◆ RECORDS SHOWN
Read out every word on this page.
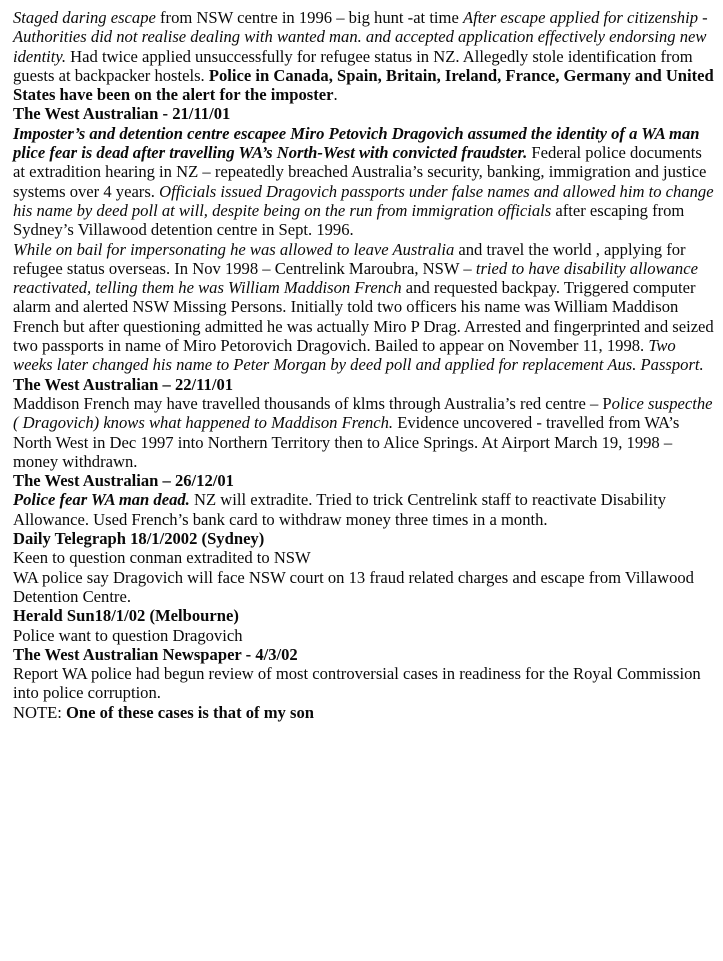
Staged daring escape from NSW centre in 1996 – big hunt -at time After escape applied for citizenship - Authorities did not realise dealing with wanted man. and accepted application effectively endorsing new identity. Had twice applied unsuccessfully for refugee status in NZ. Allegedly stole identification from guests at backpacker hostels. Police in Canada, Spain, Britain, Ireland, France, Germany and United States have been on the alert for the imposter.

The West Australian - 21/11/01

Imposter’s and detention centre escapee Miro Petovich Dragovich assumed the identity of a WA man plice fear is dead after travelling WA’s North-West with convicted fraudster. Federal police documents at extradition hearing in NZ – repeatedly breached Australia’s security, banking, immigration and justice systems over 4 years. Officials issued Dragovich passports under false names and allowed him to change his name by deed poll at will, despite being on the run from immigration officials after escaping from Sydney’s Villawood detention centre in Sept. 1996.

While on bail for impersonating he was allowed to leave Australia and travel the world , applying for refugee status overseas. In Nov 1998 – Centrelink Maroubra, NSW – tried to have disability allowance reactivated, telling them he was William Maddison French and requested backpay. Triggered computer alarm and alerted NSW Missing Persons. Initially told two officers his name was William Maddison French but after questioning admitted he was actually Miro P Drag. Arrested and fingerprinted and seized two passports in name of Miro Petorovich Dragovich. Bailed to appear on November 11, 1998. Two weeks later changed his name to Peter Morgan by deed poll and applied for replacement Aus. Passport.

The West Australian – 22/11/01

Maddison French may have travelled thousands of klms through Australia’s red centre – Police suspecthe ( Dragovich) knows what happened to Maddison French. Evidence uncovered - travelled from WA’s North West in Dec 1997 into Northern Territory then to Alice Springs. At Airport March 19, 1998 – money withdrawn.

The West Australian – 26/12/01

Police fear WA man dead. NZ will extradite. Tried to trick Centrelink staff to reactivate Disability Allowance. Used French’s bank card to withdraw money three times in a month.

Daily Telegraph 18/1/2002 (Sydney)

Keen to question conman extradited to NSW

WA police say Dragovich will face NSW court on 13 fraud related charges and escape from Villawood Detention Centre.

Herald Sun18/1/02 (Melbourne)

Police want to question Dragovich

The West Australian Newspaper - 4/3/02

Report WA police had begun review of most controversial cases in readiness for the Royal Commission into police corruption.

NOTE: One of these cases is that of my son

◆ OBJECTIVE
In the material above, find each line that contains the word "Sydney", and select it.

◆ ANSWER BELOW
Imposter’s and detention centre escapee Miro Petovich Dragovich assumed the identity of a WA man plice fear is dead after travelling WA’s North-West with convicted fraudster. Federal police documents at extradition hearing in NZ – repeatedly breached Australia’s security, banking, immigration and justice systems over 4 years. Officials issued Dragovich passports under false names and allowed him to change his name by deed poll at will, despite being on the run from immigration officials after escaping from Sydney’s Villawood detention centre in Sept. 1996.
Daily Telegraph 18/1/2002 (Sydney)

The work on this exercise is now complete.